Stored data:
· · · · · · ·

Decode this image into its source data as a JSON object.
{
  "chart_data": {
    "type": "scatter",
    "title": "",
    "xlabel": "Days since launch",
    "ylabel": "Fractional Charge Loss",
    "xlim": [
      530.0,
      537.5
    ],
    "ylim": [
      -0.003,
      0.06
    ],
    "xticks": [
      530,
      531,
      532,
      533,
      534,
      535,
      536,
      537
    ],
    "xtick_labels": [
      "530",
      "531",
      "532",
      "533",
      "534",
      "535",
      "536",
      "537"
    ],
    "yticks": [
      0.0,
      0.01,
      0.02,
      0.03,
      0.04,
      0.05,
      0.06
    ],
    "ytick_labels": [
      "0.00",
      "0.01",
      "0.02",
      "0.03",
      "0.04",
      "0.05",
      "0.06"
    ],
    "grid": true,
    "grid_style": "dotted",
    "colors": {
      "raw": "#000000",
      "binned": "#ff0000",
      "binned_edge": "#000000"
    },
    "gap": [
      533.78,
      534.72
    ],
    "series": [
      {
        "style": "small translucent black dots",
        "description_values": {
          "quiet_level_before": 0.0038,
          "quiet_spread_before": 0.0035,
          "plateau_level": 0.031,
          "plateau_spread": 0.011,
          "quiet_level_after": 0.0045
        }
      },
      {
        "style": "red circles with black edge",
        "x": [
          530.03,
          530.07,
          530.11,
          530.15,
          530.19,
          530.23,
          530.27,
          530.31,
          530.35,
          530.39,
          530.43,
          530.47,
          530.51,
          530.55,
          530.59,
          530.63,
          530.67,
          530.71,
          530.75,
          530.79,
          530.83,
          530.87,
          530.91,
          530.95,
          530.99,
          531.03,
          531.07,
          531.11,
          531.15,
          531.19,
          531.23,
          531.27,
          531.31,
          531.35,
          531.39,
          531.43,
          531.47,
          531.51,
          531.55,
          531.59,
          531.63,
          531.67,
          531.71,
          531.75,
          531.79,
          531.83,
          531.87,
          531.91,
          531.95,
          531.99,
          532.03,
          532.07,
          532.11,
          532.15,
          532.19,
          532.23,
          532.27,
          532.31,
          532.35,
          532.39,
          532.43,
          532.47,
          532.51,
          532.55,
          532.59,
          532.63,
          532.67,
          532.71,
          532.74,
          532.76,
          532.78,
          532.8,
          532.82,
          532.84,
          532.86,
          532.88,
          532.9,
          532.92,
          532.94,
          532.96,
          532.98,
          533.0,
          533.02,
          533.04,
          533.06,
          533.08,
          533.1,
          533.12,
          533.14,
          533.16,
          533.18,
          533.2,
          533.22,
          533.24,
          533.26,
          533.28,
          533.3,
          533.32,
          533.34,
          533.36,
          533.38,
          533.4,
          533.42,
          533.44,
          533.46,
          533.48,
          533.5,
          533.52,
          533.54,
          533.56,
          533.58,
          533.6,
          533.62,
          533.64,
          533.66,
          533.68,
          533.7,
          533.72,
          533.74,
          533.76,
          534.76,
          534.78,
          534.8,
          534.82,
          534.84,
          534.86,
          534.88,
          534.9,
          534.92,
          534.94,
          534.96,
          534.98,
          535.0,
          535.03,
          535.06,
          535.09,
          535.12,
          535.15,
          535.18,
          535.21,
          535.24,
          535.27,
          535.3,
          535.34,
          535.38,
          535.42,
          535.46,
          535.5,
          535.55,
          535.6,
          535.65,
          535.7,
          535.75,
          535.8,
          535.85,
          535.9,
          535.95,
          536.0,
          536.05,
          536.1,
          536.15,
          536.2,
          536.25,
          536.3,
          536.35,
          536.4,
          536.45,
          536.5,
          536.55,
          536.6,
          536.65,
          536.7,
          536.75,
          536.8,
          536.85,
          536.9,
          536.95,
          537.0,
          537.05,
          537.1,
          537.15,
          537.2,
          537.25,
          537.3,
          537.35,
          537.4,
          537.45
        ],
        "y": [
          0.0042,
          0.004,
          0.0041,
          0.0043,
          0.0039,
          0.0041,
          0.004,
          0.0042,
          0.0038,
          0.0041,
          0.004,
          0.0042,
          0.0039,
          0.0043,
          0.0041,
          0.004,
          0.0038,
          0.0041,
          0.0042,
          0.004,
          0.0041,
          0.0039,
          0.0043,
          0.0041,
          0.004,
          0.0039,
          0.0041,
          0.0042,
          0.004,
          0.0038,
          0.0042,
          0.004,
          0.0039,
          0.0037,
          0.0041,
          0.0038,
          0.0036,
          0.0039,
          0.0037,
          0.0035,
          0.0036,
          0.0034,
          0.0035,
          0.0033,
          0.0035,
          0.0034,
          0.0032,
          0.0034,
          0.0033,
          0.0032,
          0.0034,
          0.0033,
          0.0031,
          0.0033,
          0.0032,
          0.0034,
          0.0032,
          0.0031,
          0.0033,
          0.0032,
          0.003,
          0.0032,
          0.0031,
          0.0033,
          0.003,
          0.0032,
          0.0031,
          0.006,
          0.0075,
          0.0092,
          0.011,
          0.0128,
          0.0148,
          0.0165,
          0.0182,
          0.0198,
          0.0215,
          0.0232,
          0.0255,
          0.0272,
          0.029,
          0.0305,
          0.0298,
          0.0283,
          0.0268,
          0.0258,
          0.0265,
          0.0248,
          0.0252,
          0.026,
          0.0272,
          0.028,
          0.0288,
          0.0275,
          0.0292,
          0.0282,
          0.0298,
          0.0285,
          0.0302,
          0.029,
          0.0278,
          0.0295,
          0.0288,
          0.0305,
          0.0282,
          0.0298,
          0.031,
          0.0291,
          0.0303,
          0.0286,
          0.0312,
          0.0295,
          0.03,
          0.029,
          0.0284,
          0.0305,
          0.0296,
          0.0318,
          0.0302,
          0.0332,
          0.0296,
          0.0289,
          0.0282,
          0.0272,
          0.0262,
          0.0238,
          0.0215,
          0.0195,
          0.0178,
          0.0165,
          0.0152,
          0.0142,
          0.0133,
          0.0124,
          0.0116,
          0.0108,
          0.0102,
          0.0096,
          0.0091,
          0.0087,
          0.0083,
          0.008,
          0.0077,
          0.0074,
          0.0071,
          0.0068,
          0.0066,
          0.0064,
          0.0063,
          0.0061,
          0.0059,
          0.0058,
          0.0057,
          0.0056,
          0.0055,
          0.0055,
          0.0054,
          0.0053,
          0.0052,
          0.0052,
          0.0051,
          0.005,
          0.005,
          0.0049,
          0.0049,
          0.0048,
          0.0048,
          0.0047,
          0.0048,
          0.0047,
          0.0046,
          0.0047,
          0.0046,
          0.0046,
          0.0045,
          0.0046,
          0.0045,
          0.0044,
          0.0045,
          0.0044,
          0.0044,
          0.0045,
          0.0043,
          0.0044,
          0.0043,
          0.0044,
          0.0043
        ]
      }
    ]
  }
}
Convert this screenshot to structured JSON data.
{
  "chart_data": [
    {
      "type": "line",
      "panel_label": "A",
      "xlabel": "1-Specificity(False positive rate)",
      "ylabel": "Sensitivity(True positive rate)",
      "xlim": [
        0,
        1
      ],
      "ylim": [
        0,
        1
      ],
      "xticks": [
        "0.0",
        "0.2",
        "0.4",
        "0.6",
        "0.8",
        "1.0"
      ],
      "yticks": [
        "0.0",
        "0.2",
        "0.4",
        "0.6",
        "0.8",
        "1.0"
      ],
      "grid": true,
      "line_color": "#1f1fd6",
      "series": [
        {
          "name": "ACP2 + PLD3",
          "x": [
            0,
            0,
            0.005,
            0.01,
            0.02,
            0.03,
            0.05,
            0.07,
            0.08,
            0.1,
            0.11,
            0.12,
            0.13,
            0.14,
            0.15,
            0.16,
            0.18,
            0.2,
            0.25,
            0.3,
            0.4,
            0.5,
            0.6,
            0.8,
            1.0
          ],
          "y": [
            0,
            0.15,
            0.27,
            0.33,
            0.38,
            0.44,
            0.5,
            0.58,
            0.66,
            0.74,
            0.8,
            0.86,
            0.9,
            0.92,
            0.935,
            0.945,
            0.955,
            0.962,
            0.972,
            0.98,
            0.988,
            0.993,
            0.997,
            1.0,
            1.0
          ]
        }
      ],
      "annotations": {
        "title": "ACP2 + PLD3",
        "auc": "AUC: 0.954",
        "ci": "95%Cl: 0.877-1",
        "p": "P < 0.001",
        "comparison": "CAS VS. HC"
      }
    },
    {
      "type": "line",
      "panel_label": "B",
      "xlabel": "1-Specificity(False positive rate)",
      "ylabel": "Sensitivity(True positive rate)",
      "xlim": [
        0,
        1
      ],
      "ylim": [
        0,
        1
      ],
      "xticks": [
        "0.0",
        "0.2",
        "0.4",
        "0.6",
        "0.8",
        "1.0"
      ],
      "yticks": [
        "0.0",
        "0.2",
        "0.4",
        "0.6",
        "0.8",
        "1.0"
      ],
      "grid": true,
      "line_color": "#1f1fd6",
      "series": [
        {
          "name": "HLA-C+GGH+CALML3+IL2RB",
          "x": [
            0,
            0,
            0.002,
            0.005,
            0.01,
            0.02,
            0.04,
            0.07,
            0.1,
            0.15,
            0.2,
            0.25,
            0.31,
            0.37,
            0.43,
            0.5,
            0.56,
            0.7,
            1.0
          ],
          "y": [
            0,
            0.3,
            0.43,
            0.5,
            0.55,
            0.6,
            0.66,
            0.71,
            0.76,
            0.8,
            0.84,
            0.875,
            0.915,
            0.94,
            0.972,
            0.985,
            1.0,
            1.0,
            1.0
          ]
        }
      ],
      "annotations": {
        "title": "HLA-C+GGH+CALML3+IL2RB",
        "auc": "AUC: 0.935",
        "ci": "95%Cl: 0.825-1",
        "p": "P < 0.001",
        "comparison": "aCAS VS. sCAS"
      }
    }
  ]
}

· · · · · · ·

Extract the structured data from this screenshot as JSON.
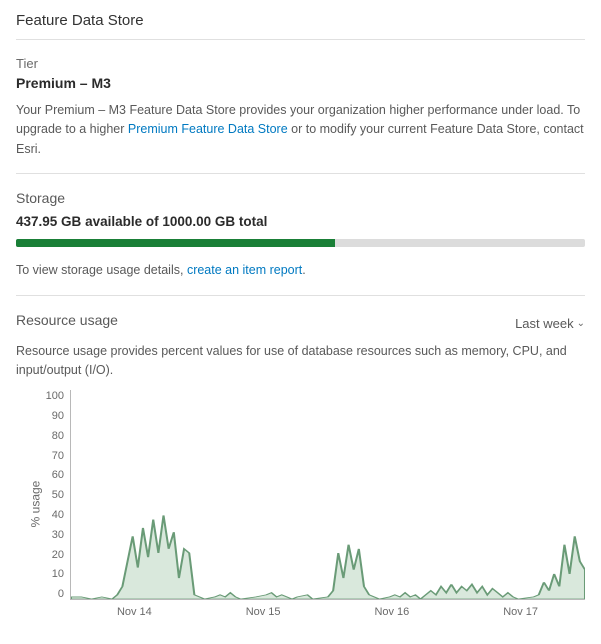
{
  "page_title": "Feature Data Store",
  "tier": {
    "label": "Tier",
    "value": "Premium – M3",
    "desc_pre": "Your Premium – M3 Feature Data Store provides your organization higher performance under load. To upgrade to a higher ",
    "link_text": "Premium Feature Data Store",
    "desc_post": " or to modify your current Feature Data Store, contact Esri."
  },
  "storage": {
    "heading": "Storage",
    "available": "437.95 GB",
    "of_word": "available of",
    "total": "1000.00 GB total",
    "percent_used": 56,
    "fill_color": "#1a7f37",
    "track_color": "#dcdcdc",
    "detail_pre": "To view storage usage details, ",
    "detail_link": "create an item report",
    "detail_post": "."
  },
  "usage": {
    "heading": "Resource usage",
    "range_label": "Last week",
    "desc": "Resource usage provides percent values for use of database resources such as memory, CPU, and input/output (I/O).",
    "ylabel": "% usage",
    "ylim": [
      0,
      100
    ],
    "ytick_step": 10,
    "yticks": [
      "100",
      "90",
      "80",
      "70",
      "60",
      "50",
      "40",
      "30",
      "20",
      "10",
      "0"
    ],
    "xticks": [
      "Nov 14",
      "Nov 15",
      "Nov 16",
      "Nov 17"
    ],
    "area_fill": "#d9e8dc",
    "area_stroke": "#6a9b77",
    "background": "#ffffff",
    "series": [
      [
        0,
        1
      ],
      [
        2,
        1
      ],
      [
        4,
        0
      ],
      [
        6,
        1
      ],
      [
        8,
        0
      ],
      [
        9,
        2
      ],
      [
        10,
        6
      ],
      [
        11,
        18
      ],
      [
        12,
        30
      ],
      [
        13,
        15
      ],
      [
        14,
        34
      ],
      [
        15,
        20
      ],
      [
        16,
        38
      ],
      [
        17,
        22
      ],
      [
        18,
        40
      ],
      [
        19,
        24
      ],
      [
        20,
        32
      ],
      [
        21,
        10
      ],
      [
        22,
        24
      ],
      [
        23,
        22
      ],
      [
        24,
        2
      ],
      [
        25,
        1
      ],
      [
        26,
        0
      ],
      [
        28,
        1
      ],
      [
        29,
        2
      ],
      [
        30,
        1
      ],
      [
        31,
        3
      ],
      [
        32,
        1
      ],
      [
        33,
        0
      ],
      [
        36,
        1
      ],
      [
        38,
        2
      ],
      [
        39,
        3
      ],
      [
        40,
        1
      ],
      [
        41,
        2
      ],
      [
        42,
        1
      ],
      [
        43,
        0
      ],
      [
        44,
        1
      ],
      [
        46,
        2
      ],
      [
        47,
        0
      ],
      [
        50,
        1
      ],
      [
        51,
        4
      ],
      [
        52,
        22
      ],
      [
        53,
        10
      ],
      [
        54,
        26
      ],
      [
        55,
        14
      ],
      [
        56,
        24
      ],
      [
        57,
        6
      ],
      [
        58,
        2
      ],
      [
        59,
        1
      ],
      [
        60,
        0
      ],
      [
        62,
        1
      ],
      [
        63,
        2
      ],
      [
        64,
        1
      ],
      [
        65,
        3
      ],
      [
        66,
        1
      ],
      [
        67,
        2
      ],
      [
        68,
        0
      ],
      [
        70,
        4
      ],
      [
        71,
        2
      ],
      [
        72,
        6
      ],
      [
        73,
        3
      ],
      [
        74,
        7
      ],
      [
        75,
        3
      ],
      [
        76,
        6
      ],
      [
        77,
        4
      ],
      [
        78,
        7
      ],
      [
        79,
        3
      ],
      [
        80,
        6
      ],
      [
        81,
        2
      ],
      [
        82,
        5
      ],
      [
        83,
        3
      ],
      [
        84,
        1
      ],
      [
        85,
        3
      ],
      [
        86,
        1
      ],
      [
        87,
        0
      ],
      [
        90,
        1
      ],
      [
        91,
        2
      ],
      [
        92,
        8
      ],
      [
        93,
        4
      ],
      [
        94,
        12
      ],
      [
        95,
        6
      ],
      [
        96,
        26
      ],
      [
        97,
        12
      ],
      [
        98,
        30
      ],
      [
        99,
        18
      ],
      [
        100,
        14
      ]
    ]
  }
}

· · · · · · ·

What is the number of lines above that hold the string "screenshot"? Answer with that number alone.

2